** start Records to use **
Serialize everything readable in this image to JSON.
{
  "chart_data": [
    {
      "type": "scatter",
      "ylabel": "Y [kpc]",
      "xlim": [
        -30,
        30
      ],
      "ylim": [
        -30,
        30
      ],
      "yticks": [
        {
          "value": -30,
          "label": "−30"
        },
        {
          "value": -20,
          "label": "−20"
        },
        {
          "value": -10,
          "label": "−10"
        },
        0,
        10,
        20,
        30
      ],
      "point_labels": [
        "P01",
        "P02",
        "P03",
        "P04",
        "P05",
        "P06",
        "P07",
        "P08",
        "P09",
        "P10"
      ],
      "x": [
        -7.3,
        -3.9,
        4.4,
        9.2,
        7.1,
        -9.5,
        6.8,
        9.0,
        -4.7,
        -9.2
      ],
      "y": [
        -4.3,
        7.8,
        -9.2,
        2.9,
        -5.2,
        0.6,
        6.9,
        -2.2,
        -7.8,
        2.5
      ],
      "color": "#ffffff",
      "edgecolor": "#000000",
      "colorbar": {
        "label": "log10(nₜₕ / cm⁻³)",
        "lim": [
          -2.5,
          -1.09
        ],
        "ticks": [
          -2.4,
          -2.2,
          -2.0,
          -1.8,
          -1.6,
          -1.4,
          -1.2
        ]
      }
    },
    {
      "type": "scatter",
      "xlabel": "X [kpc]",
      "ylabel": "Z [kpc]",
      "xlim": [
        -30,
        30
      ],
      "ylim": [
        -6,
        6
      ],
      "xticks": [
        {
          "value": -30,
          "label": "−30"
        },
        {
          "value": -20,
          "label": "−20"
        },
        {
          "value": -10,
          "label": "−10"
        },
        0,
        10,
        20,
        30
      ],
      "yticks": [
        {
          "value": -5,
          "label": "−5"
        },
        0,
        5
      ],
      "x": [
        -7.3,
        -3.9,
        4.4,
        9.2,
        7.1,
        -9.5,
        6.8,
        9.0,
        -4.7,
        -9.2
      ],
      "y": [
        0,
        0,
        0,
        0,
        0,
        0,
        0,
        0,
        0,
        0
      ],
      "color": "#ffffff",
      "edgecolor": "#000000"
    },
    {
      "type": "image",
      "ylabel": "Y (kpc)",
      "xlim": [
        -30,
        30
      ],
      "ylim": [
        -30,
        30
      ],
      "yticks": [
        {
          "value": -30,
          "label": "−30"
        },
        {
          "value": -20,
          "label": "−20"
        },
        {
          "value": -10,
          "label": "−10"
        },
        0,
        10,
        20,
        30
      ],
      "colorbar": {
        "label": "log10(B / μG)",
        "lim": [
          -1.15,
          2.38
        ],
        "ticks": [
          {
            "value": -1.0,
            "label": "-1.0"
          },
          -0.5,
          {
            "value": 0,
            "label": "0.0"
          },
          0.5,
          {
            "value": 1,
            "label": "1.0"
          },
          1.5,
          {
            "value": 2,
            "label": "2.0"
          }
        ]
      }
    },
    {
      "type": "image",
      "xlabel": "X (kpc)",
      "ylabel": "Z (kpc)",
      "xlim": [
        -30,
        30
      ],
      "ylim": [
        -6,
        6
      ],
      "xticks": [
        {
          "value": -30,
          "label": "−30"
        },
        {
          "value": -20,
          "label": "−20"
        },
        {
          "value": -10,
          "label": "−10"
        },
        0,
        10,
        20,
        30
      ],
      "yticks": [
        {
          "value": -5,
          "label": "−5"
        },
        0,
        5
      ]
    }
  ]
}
** end Records to use **
- [The problem] Copy the records above exactly.

- [Reply]
Serialize everything readable in this image to JSON.
{
  "chart_data": [
    {
      "type": "scatter",
      "ylabel": "Y [kpc]",
      "xlim": [
        -30,
        30
      ],
      "ylim": [
        -30,
        30
      ],
      "yticks": [
        {
          "value": -30,
          "label": "−30"
        },
        {
          "value": -20,
          "label": "−20"
        },
        {
          "value": -10,
          "label": "−10"
        },
        0,
        10,
        20,
        30
      ],
      "point_labels": [
        "P01",
        "P02",
        "P03",
        "P04",
        "P05",
        "P06",
        "P07",
        "P08",
        "P09",
        "P10"
      ],
      "x": [
        -7.3,
        -3.9,
        4.4,
        9.2,
        7.1,
        -9.5,
        6.8,
        9.0,
        -4.7,
        -9.2
      ],
      "y": [
        -4.3,
        7.8,
        -9.2,
        2.9,
        -5.2,
        0.6,
        6.9,
        -2.2,
        -7.8,
        2.5
      ],
      "color": "#ffffff",
      "edgecolor": "#000000",
      "colorbar": {
        "label": "log10(nₜₕ / cm⁻³)",
        "lim": [
          -2.5,
          -1.09
        ],
        "ticks": [
          -2.4,
          -2.2,
          -2.0,
          -1.8,
          -1.6,
          -1.4,
          -1.2
        ]
      }
    },
    {
      "type": "scatter",
      "xlabel": "X [kpc]",
      "ylabel": "Z [kpc]",
      "xlim": [
        -30,
        30
      ],
      "ylim": [
        -6,
        6
      ],
      "xticks": [
        {
          "value": -30,
          "label": "−30"
        },
        {
          "value": -20,
          "label": "−20"
        },
        {
          "value": -10,
          "label": "−10"
        },
        0,
        10,
        20,
        30
      ],
      "yticks": [
        {
          "value": -5,
          "label": "−5"
        },
        0,
        5
      ],
      "x": [
        -7.3,
        -3.9,
        4.4,
        9.2,
        7.1,
        -9.5,
        6.8,
        9.0,
        -4.7,
        -9.2
      ],
      "y": [
        0,
        0,
        0,
        0,
        0,
        0,
        0,
        0,
        0,
        0
      ],
      "color": "#ffffff",
      "edgecolor": "#000000"
    },
    {
      "type": "image",
      "ylabel": "Y (kpc)",
      "xlim": [
        -30,
        30
      ],
      "ylim": [
        -30,
        30
      ],
      "yticks": [
        {
          "value": -30,
          "label": "−30"
        },
        {
          "value": -20,
          "label": "−20"
        },
        {
          "value": -10,
          "label": "−10"
        },
        0,
        10,
        20,
        30
      ],
      "colorbar": {
        "label": "log10(B / μG)",
        "lim": [
          -1.15,
          2.38
        ],
        "ticks": [
          {
            "value": -1.0,
            "label": "-1.0"
          },
          -0.5,
          {
            "value": 0,
            "label": "0.0"
          },
          0.5,
          {
            "value": 1,
            "label": "1.0"
          },
          1.5,
          {
            "value": 2,
            "label": "2.0"
          }
        ]
      }
    },
    {
      "type": "image",
      "xlabel": "X (kpc)",
      "ylabel": "Z (kpc)",
      "xlim": [
        -30,
        30
      ],
      "ylim": [
        -6,
        6
      ],
      "xticks": [
        {
          "value": -30,
          "label": "−30"
        },
        {
          "value": -20,
          "label": "−20"
        },
        {
          "value": -10,
          "label": "−10"
        },
        0,
        10,
        20,
        30
      ],
      "yticks": [
        {
          "value": -5,
          "label": "−5"
        },
        0,
        5
      ]
    }
  ]
}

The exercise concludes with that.